Requirement: Transcribe the material below exactly as it appears.

--- start Data excerpts ---

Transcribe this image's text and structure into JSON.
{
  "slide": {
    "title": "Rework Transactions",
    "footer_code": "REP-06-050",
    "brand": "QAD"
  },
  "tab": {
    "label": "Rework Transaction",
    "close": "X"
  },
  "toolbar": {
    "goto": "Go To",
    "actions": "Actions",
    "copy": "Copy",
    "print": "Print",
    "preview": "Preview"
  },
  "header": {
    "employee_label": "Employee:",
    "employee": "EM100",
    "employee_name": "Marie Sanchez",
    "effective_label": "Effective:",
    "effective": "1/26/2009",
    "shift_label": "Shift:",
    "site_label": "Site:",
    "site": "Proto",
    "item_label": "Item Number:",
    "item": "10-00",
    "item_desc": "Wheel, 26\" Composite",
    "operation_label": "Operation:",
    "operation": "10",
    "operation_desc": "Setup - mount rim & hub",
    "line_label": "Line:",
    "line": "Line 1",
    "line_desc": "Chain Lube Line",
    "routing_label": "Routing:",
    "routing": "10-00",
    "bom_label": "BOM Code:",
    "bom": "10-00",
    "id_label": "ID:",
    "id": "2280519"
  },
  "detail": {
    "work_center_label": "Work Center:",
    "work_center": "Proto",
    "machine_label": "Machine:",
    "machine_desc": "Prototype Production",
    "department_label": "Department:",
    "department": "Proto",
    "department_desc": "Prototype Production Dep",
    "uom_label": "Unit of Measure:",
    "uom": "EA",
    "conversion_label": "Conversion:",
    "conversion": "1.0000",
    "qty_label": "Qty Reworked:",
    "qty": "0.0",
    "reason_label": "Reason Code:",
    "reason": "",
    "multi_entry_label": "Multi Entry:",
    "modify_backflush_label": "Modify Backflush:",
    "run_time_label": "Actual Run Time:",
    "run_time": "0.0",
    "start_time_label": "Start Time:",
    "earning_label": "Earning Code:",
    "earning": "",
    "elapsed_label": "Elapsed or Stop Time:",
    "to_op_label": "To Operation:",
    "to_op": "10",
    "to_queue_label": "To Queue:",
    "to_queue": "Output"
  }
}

--- end Data excerpts ---

The solution:
Transcribe this image's text and structure into JSON.
{
  "slide": {
    "title": "Rework Transactions",
    "footer_code": "REP-06-050",
    "brand": "QAD"
  },
  "tab": {
    "label": "Rework Transaction",
    "close": "X"
  },
  "toolbar": {
    "goto": "Go To",
    "actions": "Actions",
    "copy": "Copy",
    "print": "Print",
    "preview": "Preview"
  },
  "header": {
    "employee_label": "Employee:",
    "employee": "EM100",
    "employee_name": "Marie Sanchez",
    "effective_label": "Effective:",
    "effective": "1/26/2009",
    "shift_label": "Shift:",
    "site_label": "Site:",
    "site": "Proto",
    "item_label": "Item Number:",
    "item": "10-00",
    "item_desc": "Wheel, 26\" Composite",
    "operation_label": "Operation:",
    "operation": "10",
    "operation_desc": "Setup - mount rim & hub",
    "line_label": "Line:",
    "line": "Line 1",
    "line_desc": "Chain Lube Line",
    "routing_label": "Routing:",
    "routing": "10-00",
    "bom_label": "BOM Code:",
    "bom": "10-00",
    "id_label": "ID:",
    "id": "2280519"
  },
  "detail": {
    "work_center_label": "Work Center:",
    "work_center": "Proto",
    "machine_label": "Machine:",
    "machine_desc": "Prototype Production",
    "department_label": "Department:",
    "department": "Proto",
    "department_desc": "Prototype Production Dep",
    "uom_label": "Unit of Measure:",
    "uom": "EA",
    "conversion_label": "Conversion:",
    "conversion": "1.0000",
    "qty_label": "Qty Reworked:",
    "qty": "0.0",
    "reason_label": "Reason Code:",
    "reason": "",
    "multi_entry_label": "Multi Entry:",
    "modify_backflush_label": "Modify Backflush:",
    "run_time_label": "Actual Run Time:",
    "run_time": "0.0",
    "start_time_label": "Start Time:",
    "earning_label": "Earning Code:",
    "earning": "",
    "elapsed_label": "Elapsed or Stop Time:",
    "to_op_label": "To Operation:",
    "to_op": "10",
    "to_queue_label": "To Queue:",
    "to_queue": "Output"
  }
}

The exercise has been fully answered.